((

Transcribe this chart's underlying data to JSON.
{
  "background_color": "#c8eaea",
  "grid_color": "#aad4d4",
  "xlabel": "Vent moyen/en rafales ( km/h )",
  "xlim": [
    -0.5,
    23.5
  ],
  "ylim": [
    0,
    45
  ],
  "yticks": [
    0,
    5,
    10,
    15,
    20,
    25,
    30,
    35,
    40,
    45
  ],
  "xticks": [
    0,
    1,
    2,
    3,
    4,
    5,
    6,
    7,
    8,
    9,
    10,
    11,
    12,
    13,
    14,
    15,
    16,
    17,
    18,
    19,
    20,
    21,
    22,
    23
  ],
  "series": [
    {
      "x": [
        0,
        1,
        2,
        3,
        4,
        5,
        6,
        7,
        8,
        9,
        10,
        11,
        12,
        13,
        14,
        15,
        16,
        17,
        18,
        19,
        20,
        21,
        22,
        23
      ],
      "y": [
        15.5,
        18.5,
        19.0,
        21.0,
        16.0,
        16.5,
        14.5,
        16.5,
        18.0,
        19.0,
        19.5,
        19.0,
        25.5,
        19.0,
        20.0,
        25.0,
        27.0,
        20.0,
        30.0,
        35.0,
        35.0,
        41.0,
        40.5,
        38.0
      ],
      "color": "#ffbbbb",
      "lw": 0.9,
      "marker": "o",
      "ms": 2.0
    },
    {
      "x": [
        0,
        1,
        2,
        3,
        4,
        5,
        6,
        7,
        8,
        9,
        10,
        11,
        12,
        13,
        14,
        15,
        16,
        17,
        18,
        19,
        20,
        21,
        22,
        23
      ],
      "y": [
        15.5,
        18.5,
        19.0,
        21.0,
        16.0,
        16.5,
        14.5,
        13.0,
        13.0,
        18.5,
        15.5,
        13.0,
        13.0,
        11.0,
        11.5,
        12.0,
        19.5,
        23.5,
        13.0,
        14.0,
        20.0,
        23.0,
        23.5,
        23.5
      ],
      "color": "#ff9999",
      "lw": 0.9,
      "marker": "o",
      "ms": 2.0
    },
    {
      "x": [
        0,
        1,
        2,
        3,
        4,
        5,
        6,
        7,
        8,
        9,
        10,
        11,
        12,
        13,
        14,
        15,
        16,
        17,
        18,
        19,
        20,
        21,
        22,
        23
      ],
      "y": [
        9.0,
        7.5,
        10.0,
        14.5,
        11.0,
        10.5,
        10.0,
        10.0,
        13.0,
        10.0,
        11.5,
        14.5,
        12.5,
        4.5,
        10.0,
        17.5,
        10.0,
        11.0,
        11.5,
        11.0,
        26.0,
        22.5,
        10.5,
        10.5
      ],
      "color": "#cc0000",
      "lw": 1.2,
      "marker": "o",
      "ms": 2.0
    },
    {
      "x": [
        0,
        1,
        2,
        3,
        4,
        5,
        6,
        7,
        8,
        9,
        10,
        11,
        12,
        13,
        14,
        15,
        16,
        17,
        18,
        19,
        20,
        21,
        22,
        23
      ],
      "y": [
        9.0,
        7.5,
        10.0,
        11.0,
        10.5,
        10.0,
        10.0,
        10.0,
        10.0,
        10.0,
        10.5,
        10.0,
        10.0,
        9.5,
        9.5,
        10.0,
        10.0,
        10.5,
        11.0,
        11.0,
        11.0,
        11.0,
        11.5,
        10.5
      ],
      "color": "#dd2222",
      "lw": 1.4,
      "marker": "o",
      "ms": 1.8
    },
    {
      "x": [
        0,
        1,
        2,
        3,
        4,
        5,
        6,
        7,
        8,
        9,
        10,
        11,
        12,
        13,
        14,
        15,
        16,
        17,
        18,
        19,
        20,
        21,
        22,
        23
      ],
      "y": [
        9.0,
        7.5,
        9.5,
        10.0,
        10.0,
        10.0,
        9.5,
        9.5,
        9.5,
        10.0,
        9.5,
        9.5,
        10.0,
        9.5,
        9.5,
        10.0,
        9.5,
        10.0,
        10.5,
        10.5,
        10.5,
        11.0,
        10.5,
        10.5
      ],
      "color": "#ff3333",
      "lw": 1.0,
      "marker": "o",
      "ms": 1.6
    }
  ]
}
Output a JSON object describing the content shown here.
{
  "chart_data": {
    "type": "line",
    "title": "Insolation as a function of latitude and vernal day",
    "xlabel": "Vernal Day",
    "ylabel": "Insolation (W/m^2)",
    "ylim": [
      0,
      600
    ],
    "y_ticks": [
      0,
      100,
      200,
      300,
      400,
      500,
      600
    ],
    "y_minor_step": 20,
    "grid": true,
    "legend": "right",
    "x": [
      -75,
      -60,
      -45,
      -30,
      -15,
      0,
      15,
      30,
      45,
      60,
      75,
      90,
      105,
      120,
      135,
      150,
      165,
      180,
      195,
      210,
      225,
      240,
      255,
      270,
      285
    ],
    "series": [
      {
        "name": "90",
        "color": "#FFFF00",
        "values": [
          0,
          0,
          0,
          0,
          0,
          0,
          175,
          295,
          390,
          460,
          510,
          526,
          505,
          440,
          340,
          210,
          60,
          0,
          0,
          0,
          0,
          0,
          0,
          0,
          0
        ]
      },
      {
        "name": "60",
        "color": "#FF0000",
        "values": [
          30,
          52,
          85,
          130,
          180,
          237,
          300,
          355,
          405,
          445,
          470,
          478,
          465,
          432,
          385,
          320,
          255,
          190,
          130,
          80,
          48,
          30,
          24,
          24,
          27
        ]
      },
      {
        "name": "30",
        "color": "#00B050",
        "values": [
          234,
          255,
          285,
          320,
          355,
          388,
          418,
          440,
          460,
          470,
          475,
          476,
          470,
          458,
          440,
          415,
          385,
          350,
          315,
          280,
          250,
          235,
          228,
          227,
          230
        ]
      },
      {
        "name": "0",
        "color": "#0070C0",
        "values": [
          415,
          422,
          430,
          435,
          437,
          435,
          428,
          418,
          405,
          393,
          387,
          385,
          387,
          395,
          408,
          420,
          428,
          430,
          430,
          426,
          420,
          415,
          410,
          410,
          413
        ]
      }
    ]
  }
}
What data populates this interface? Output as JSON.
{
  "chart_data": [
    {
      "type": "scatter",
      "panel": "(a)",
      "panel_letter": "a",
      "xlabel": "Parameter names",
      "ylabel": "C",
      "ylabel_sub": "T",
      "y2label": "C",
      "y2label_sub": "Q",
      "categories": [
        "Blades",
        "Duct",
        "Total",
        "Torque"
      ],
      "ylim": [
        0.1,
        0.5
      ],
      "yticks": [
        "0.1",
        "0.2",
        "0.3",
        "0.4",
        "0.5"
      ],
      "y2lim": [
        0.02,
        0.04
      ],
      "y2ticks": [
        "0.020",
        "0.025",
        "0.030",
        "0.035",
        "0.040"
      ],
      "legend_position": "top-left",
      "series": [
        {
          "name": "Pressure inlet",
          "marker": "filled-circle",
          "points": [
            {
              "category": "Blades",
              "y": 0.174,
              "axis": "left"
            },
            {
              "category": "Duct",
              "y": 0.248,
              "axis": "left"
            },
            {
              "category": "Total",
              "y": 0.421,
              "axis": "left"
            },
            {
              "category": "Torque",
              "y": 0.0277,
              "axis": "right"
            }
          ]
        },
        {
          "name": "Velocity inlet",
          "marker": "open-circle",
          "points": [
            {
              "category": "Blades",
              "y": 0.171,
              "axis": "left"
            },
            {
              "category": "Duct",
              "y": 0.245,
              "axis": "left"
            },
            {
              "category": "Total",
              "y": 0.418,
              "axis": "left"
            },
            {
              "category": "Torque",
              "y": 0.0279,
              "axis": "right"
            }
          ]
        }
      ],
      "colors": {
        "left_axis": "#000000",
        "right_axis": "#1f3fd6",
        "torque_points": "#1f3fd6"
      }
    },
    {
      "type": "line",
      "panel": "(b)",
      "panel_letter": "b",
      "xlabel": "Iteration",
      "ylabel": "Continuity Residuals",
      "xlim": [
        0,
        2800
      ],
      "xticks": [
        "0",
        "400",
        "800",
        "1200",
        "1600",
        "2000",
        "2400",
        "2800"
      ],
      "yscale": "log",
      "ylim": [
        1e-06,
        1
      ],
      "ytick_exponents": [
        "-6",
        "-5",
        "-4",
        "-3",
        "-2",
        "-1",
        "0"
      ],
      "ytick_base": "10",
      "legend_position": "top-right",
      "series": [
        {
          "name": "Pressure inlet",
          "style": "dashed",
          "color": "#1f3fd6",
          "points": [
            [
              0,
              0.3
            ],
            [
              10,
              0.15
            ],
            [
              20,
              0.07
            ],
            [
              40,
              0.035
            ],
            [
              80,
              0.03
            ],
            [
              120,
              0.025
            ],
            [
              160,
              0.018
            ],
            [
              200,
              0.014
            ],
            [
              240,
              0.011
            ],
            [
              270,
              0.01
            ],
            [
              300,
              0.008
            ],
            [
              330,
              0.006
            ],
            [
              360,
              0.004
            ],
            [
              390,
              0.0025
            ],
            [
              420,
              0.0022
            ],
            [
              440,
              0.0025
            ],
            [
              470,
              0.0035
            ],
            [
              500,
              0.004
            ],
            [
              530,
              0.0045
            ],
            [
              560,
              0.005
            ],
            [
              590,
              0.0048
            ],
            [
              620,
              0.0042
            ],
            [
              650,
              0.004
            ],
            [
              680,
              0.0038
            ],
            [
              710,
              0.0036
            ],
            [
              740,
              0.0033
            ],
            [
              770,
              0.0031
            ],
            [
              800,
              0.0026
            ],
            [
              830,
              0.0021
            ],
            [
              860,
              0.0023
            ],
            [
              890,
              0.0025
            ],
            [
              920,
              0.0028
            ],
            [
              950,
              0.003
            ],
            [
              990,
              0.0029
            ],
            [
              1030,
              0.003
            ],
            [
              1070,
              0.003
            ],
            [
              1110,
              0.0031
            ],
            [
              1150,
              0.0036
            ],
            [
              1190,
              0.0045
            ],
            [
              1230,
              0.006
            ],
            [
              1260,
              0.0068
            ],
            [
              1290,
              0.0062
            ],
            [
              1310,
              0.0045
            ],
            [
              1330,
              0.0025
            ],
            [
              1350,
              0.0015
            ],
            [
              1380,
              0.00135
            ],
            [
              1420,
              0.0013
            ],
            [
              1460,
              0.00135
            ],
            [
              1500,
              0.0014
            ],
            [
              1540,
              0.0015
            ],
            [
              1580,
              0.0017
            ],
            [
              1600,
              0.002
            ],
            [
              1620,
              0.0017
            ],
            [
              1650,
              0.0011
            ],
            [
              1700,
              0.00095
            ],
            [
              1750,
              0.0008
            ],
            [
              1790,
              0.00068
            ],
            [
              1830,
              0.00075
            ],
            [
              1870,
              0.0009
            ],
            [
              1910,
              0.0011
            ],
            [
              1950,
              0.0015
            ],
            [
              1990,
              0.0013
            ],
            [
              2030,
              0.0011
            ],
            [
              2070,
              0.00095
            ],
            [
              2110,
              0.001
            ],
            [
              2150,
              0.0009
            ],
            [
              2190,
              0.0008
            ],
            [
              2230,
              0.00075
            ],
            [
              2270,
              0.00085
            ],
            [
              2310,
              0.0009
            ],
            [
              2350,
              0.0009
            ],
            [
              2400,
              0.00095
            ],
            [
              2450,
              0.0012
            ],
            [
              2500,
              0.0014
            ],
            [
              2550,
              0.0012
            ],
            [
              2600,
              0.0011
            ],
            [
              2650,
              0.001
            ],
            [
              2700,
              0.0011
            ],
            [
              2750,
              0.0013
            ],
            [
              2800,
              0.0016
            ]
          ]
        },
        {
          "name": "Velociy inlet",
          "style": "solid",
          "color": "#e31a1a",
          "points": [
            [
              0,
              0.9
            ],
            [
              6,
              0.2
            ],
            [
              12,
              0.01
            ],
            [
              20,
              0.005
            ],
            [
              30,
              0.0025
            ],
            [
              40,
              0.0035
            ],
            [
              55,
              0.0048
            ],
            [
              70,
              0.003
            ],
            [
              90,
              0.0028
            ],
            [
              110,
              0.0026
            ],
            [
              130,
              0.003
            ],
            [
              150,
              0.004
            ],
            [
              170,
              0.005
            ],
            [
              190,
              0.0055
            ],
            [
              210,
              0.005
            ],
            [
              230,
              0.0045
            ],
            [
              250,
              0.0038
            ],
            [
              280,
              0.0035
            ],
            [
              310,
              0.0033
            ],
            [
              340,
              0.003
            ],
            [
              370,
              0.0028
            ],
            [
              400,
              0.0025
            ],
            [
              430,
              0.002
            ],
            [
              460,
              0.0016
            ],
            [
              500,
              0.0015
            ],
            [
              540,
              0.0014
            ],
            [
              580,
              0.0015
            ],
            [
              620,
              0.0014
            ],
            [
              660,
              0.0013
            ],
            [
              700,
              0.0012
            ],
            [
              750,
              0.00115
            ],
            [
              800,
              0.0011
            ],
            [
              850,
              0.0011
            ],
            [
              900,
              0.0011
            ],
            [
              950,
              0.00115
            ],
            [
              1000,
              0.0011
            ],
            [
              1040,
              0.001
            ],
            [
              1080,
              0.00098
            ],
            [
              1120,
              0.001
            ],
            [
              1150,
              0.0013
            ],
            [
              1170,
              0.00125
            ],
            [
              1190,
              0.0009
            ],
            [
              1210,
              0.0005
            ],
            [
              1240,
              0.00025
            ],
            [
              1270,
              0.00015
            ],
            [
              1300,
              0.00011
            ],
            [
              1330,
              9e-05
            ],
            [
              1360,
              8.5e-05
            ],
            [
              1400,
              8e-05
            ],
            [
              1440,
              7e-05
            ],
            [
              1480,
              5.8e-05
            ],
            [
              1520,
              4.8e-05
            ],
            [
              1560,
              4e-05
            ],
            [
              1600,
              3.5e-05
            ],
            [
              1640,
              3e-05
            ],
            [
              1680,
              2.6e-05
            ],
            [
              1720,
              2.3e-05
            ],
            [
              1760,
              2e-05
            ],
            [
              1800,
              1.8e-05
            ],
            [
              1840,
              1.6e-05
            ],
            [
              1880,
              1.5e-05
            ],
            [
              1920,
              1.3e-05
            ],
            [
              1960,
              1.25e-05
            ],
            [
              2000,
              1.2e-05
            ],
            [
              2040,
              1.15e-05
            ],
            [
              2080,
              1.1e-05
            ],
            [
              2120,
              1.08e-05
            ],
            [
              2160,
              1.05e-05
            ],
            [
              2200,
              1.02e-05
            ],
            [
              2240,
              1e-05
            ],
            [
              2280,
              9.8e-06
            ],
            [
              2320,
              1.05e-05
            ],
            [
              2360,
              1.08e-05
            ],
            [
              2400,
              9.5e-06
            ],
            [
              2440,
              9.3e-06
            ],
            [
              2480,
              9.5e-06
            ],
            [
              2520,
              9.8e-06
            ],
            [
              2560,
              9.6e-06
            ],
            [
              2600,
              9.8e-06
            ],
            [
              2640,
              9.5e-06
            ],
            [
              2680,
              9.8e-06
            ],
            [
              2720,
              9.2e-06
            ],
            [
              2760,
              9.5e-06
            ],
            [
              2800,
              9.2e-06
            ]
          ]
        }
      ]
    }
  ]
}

))

## Request
Write down every line of the data above that includes the string "Insolation".

## Written reply
    "title": "Insolation as a function of latitude and vernal day",
    "ylabel": "Insolation (W/m^2)",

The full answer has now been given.